▶ **Given instruction**
Transcribe the material below exactly as it appears.

[Extracted records]
--------------------
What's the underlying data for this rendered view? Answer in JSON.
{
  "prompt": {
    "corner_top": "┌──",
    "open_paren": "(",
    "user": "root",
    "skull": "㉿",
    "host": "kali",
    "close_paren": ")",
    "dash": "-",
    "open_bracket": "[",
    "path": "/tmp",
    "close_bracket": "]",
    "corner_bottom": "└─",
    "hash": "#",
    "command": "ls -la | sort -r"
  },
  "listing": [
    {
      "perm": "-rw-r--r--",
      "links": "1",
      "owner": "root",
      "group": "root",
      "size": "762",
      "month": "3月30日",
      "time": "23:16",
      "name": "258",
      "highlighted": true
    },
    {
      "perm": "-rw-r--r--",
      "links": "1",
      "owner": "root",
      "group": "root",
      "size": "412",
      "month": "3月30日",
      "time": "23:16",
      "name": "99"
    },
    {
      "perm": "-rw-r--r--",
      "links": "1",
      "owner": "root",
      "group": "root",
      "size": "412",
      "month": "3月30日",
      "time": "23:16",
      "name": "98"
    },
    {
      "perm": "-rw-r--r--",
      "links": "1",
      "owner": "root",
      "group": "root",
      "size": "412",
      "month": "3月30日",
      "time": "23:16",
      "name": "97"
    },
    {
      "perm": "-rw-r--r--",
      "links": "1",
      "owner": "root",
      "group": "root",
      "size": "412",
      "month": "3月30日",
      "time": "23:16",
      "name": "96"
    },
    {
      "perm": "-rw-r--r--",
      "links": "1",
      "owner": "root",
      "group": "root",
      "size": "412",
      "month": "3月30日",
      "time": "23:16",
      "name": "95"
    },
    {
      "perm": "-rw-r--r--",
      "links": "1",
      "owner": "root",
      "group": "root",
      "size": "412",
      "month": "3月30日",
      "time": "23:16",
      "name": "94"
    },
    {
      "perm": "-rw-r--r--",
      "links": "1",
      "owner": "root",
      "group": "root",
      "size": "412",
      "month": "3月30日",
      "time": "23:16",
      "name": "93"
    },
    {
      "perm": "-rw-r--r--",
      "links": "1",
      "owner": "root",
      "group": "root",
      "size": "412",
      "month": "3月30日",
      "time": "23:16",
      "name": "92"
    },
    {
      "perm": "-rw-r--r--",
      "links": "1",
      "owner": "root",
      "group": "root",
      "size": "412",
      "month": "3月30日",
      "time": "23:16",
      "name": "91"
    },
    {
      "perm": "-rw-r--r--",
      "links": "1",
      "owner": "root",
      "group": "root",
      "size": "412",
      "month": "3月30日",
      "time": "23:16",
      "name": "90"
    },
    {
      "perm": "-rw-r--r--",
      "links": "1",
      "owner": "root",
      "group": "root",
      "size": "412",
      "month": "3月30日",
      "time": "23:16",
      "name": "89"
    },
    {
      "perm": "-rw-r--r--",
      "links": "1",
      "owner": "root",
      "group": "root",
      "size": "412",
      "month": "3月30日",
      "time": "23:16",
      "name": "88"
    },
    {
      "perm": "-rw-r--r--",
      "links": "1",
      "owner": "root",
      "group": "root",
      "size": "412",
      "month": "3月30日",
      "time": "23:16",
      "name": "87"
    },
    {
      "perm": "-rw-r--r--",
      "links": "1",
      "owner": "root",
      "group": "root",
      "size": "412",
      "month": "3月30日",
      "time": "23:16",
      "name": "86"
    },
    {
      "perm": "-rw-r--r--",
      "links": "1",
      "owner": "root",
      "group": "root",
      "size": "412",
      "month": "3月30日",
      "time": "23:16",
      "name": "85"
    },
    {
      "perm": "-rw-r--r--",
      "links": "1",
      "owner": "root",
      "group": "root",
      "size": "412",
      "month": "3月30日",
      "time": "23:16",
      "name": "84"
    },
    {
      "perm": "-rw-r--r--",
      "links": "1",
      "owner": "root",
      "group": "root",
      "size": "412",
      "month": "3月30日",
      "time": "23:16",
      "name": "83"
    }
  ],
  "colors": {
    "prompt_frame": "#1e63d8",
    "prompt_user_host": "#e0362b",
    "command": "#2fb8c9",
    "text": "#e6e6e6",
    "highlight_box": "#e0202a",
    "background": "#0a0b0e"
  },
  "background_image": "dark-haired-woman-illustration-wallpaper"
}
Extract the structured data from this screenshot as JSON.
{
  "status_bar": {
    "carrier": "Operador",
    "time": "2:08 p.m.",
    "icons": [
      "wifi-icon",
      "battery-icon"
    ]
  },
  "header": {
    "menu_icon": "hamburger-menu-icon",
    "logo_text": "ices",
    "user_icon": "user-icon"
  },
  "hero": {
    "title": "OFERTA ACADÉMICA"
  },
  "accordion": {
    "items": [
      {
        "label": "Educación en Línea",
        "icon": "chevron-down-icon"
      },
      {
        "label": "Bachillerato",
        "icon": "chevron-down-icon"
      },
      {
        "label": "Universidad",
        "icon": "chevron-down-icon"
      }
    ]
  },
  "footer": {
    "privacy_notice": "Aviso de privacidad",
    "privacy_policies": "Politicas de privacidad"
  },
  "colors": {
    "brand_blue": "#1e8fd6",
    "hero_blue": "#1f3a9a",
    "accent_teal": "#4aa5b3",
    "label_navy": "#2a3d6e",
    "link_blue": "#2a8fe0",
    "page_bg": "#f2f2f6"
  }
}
--------------------
▶ **Task answer**
What's the underlying data for this rendered view? Answer in JSON.
{
  "prompt": {
    "corner_top": "┌──",
    "open_paren": "(",
    "user": "root",
    "skull": "㉿",
    "host": "kali",
    "close_paren": ")",
    "dash": "-",
    "open_bracket": "[",
    "path": "/tmp",
    "close_bracket": "]",
    "corner_bottom": "└─",
    "hash": "#",
    "command": "ls -la | sort -r"
  },
  "listing": [
    {
      "perm": "-rw-r--r--",
      "links": "1",
      "owner": "root",
      "group": "root",
      "size": "762",
      "month": "3月30日",
      "time": "23:16",
      "name": "258",
      "highlighted": true
    },
    {
      "perm": "-rw-r--r--",
      "links": "1",
      "owner": "root",
      "group": "root",
      "size": "412",
      "month": "3月30日",
      "time": "23:16",
      "name": "99"
    },
    {
      "perm": "-rw-r--r--",
      "links": "1",
      "owner": "root",
      "group": "root",
      "size": "412",
      "month": "3月30日",
      "time": "23:16",
      "name": "98"
    },
    {
      "perm": "-rw-r--r--",
      "links": "1",
      "owner": "root",
      "group": "root",
      "size": "412",
      "month": "3月30日",
      "time": "23:16",
      "name": "97"
    },
    {
      "perm": "-rw-r--r--",
      "links": "1",
      "owner": "root",
      "group": "root",
      "size": "412",
      "month": "3月30日",
      "time": "23:16",
      "name": "96"
    },
    {
      "perm": "-rw-r--r--",
      "links": "1",
      "owner": "root",
      "group": "root",
      "size": "412",
      "month": "3月30日",
      "time": "23:16",
      "name": "95"
    },
    {
      "perm": "-rw-r--r--",
      "links": "1",
      "owner": "root",
      "group": "root",
      "size": "412",
      "month": "3月30日",
      "time": "23:16",
      "name": "94"
    },
    {
      "perm": "-rw-r--r--",
      "links": "1",
      "owner": "root",
      "group": "root",
      "size": "412",
      "month": "3月30日",
      "time": "23:16",
      "name": "93"
    },
    {
      "perm": "-rw-r--r--",
      "links": "1",
      "owner": "root",
      "group": "root",
      "size": "412",
      "month": "3月30日",
      "time": "23:16",
      "name": "92"
    },
    {
      "perm": "-rw-r--r--",
      "links": "1",
      "owner": "root",
      "group": "root",
      "size": "412",
      "month": "3月30日",
      "time": "23:16",
      "name": "91"
    },
    {
      "perm": "-rw-r--r--",
      "links": "1",
      "owner": "root",
      "group": "root",
      "size": "412",
      "month": "3月30日",
      "time": "23:16",
      "name": "90"
    },
    {
      "perm": "-rw-r--r--",
      "links": "1",
      "owner": "root",
      "group": "root",
      "size": "412",
      "month": "3月30日",
      "time": "23:16",
      "name": "89"
    },
    {
      "perm": "-rw-r--r--",
      "links": "1",
      "owner": "root",
      "group": "root",
      "size": "412",
      "month": "3月30日",
      "time": "23:16",
      "name": "88"
    },
    {
      "perm": "-rw-r--r--",
      "links": "1",
      "owner": "root",
      "group": "root",
      "size": "412",
      "month": "3月30日",
      "time": "23:16",
      "name": "87"
    },
    {
      "perm": "-rw-r--r--",
      "links": "1",
      "owner": "root",
      "group": "root",
      "size": "412",
      "month": "3月30日",
      "time": "23:16",
      "name": "86"
    },
    {
      "perm": "-rw-r--r--",
      "links": "1",
      "owner": "root",
      "group": "root",
      "size": "412",
      "month": "3月30日",
      "time": "23:16",
      "name": "85"
    },
    {
      "perm": "-rw-r--r--",
      "links": "1",
      "owner": "root",
      "group": "root",
      "size": "412",
      "month": "3月30日",
      "time": "23:16",
      "name": "84"
    },
    {
      "perm": "-rw-r--r--",
      "links": "1",
      "owner": "root",
      "group": "root",
      "size": "412",
      "month": "3月30日",
      "time": "23:16",
      "name": "83"
    }
  ],
  "colors": {
    "prompt_frame": "#1e63d8",
    "prompt_user_host": "#e0362b",
    "command": "#2fb8c9",
    "text": "#e6e6e6",
    "highlight_box": "#e0202a",
    "background": "#0a0b0e"
  },
  "background_image": "dark-haired-woman-illustration-wallpaper"
}
Extract the structured data from this screenshot as JSON.
{
  "status_bar": {
    "carrier": "Operador",
    "time": "2:08 p.m.",
    "icons": [
      "wifi-icon",
      "battery-icon"
    ]
  },
  "header": {
    "menu_icon": "hamburger-menu-icon",
    "logo_text": "ices",
    "user_icon": "user-icon"
  },
  "hero": {
    "title": "OFERTA ACADÉMICA"
  },
  "accordion": {
    "items": [
      {
        "label": "Educación en Línea",
        "icon": "chevron-down-icon"
      },
      {
        "label": "Bachillerato",
        "icon": "chevron-down-icon"
      },
      {
        "label": "Universidad",
        "icon": "chevron-down-icon"
      }
    ]
  },
  "footer": {
    "privacy_notice": "Aviso de privacidad",
    "privacy_policies": "Politicas de privacidad"
  },
  "colors": {
    "brand_blue": "#1e8fd6",
    "hero_blue": "#1f3a9a",
    "accent_teal": "#4aa5b3",
    "label_navy": "#2a3d6e",
    "link_blue": "#2a8fe0",
    "page_bg": "#f2f2f6"
  }
}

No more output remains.